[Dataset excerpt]
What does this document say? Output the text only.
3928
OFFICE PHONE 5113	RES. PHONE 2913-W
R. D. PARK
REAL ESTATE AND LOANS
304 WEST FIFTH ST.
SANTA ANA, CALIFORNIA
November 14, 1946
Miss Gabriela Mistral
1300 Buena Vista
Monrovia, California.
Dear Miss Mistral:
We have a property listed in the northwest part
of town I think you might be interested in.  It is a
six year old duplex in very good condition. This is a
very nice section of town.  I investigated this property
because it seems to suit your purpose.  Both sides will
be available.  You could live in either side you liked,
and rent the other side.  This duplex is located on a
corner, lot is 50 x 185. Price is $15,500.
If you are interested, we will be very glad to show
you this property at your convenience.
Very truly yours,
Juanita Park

• **Stated goal**: Where a line of the material above holds the string "Mistral", copy that line.

• **Answer to this problem**:
Miss Gabriela Mistral
Dear Miss Mistral:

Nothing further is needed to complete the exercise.